>> START

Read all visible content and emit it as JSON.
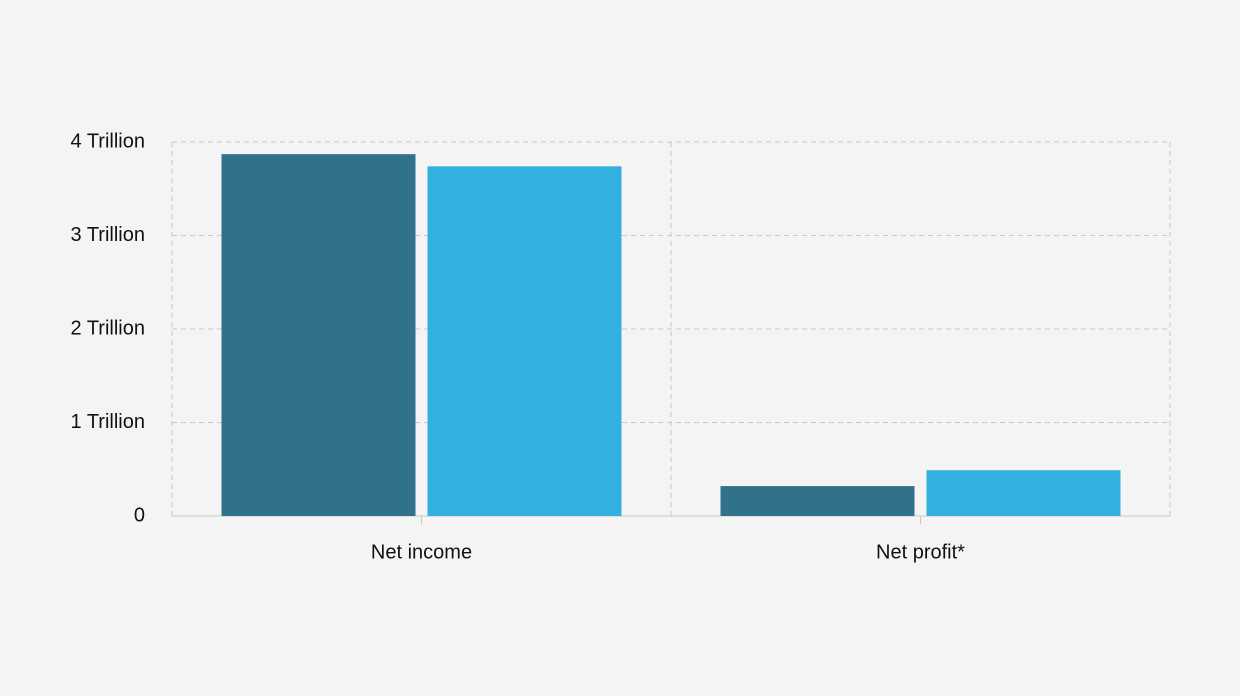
{
  "chart_data": {
    "type": "bar",
    "categories": [
      "Net income",
      "Net profit*"
    ],
    "series": [
      {
        "color": "#317189",
        "values": [
          3.87,
          0.32
        ]
      },
      {
        "color": "#33b1de",
        "values": [
          3.74,
          0.49
        ]
      }
    ],
    "ylim": [
      0,
      4
    ],
    "yticks": [
      0,
      {
        "value": 1,
        "label": "1 Trillion"
      },
      {
        "value": 2,
        "label": "2 Trillion"
      },
      {
        "value": 3,
        "label": "3 Trillion"
      },
      {
        "value": 4,
        "label": "4 Trillion"
      }
    ],
    "grid": true
  }
}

>> END

▶ [Set task]: Retype each entry precisely. Skip images entirely.

▶ [Answer to this exercise]:
Read all visible content and emit it as JSON.
{
  "chart_data": {
    "type": "bar",
    "categories": [
      "Net income",
      "Net profit*"
    ],
    "series": [
      {
        "color": "#317189",
        "values": [
          3.87,
          0.32
        ]
      },
      {
        "color": "#33b1de",
        "values": [
          3.74,
          0.49
        ]
      }
    ],
    "ylim": [
      0,
      4
    ],
    "yticks": [
      0,
      {
        "value": 1,
        "label": "1 Trillion"
      },
      {
        "value": 2,
        "label": "2 Trillion"
      },
      {
        "value": 3,
        "label": "3 Trillion"
      },
      {
        "value": 4,
        "label": "4 Trillion"
      }
    ],
    "grid": true
  }
}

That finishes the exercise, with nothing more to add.